**Written exercise:**
Pick up the notebook on scraping the station's 70s A-Z playlist pages and continue it from its last line.

For the origional and 70s A-Z, but not the A-Z leftovers,
the station put up cpountdown specific pages with play lists
in a slightly different format.
One advantage of using them is that they only include tracks from the countdown,
avoiding any need for time checking the data.
Another is that for the 70s A-Z,
they added lists by year.
Given the pain it was to search MusicBrainz for songs and
figure out the year, that's worth having.


#### 70s A-Z Page


##### Alphabetical Lists
Now that I've moved to the main playlist,
I don't know that the alphabetical lists buy much.
Getting the first letter ourselves is pretty easy.
But since older versions of the code used it,
we'll at least archive them

In [8]:
alphabet = 'ABCDEFGHIJKLMNOPQRSTUVWXYZ'

seventies_by_letter = pd.DataFrame(None, columns = ['Title', 'Artist', 'Letter'])
for letter in alphabet:
    cache_file = path.join(a2z70s_cache_dir, '%s.csv' % letter)
    if path.exists(cache_file):
        df = pd.read_csv(cache_file)
    else:
        rows = []
        page = requests.get('http://xpn.org/static/az2017.php?q=%s' % letter)
        tree = html.fromstring(page.content)
        songs = tree.xpath('//li/text()')
        for song in songs:
            rows.append(song.rsplit(' - ', 1) + [letter])
        df = pd.DataFrame(rows, columns=['Title', 'Artist', 'Letter'])
    df.to_csv(cache_file, index=False)
    seventies_by_letter = seventies_by_letter.append(df, ignore_index=True)

print "got %d songs by letter" % len(seventies_by_letter)

got 4202 songs by letter


##### Lists by Year

In [9]:
years = map(str, range(1970,1980))
seventies_by_year = pd.DataFrame(None, columns = ['Title', 'Artist', 'Year'])
for year in years:
    cache_file = path.join(a2z70s_cache_dir, '%s.csv' % year)
    if path.exists(cache_file):
        df = pd.read_csv(cache_file)
    else:
        rows = []
        page = requests.get('http://xpn.org/static/az2017v2.php?q=%s' % year)

**Stored data:**
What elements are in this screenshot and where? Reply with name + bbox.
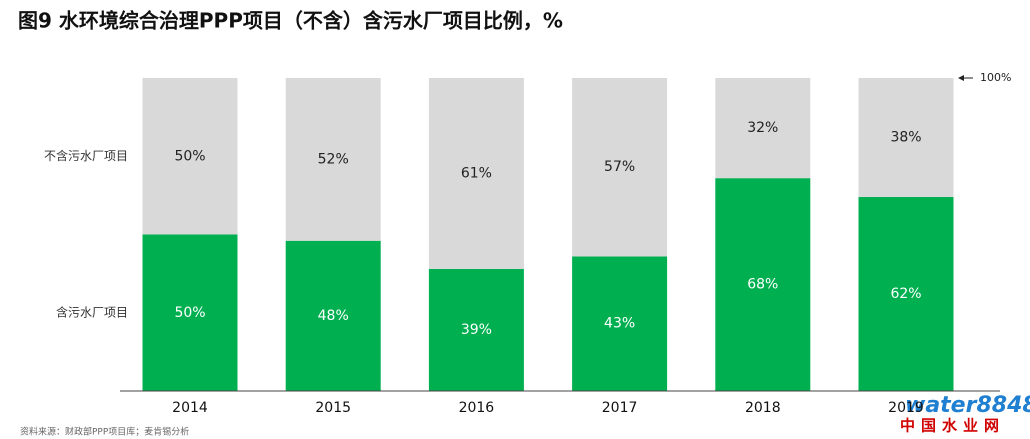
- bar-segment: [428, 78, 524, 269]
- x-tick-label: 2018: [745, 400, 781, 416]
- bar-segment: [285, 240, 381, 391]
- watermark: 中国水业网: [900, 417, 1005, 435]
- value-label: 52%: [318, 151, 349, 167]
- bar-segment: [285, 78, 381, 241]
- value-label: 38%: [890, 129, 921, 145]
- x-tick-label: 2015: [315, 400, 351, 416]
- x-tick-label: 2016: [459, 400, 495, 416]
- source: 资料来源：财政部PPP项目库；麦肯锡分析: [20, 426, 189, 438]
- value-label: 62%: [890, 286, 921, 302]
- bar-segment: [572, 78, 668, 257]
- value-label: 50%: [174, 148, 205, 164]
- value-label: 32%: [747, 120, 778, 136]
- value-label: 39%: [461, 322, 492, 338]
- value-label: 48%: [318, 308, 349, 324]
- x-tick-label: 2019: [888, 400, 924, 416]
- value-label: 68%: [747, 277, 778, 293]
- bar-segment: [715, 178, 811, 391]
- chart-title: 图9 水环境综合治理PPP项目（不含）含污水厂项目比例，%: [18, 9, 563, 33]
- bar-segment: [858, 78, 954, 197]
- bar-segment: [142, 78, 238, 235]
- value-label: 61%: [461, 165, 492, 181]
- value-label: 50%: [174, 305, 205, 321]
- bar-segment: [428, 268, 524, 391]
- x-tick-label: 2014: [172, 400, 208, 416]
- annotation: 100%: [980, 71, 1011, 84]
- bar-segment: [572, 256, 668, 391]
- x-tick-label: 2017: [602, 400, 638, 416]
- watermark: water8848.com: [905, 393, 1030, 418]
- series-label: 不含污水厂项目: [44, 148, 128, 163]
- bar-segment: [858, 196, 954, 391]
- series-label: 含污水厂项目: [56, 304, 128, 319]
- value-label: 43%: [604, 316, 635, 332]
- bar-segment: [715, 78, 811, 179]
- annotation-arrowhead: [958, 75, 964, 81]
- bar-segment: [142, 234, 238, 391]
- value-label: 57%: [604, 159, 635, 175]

**Final answer:**
        tree = html.fromstring(page.content)
        songs = tree.xpath('//li/text()')
        for song in songs:
            rows.append(song.rsplit(' - ', 1) + [year])
        df = pd.DataFrame(rows, columns=['Title', 'Artist', 'Year'])
    df.to_csv(cache_file, index=False)
    seventies_by_year = seventies_by_year.append(df, ignore_index=True)

seventies_by_year.to_csv(path.join(data_dir, 'seventies_by_year.csv'))
print 'got %d songs by year' % len(seventies_by_year)

got 3699 songs by year


### Best and Worst

In [10]:
def fetch_best(playlist_url, pagecount):
    """
    Fetch data from the 885 best or 88 worst playlists.
    Both use the same format, just different urls and 
    more or fewer pages.
    
    Args:
        playlist_url (string) : base url for the playlist
        pagecount (int) : number of pages to ge
    Returns:
        DataFrame containing the track data
    """
    
    rows = []
    
    for page_no in range(1, pagecount + 1):
        args = {'page': page_no}
        page = requests.get(playlist_url, params = args)
        tree = html.fromstring(page.content)
        tracks = tree.xpath("//*/tr[@class='countdown']")
        for track in tracks:
            artist = track.xpath('./td[2]/text()')[0]
            title = track.xpath('./td[@class="song"]/text()')[0]
            rows.append([title, artist])
    df = pd.DataFrame(rows, columns = ['Title', 'Artist'])
    return df


In [11]:
best885_file = path.join(data_dir, '885best.csv')
if not path.exists(best885_file):
    best885 = fetch_best('http://www.xpn.org/music-artist/885-countdown/2014/885-countdown-2014',18)
    best885.to_csv(best885_file, index=False)
else:
    best885 = pd.read_csv(best885_file)
    
HTML(best885.head(5).to_html())
                     

Unnamed: 0,Title,Artist
0,Thunder Road,Bruce Springsteen
1,Like A Rolling Stone,Bob Dylan
2,Imagine,John Lennon
3,A Day In The Life,The Beatles
4,Born To Run,Bruce Springsteen


In [12]:
worst88_file = path.join(data_dir, '88worst.csv')
if not path.exists(worst88_file):
    worst88 = fetch_best('http://www.xpn.org/music-artist/885-countdown/2014/885-countdown-2014-88-worst',2)
    worst88.to_csv(worst88_file, index=False)
else:
    worst88 = pd.read_csv(worst88_file)
    
HTML(worst88.head(5).to_html())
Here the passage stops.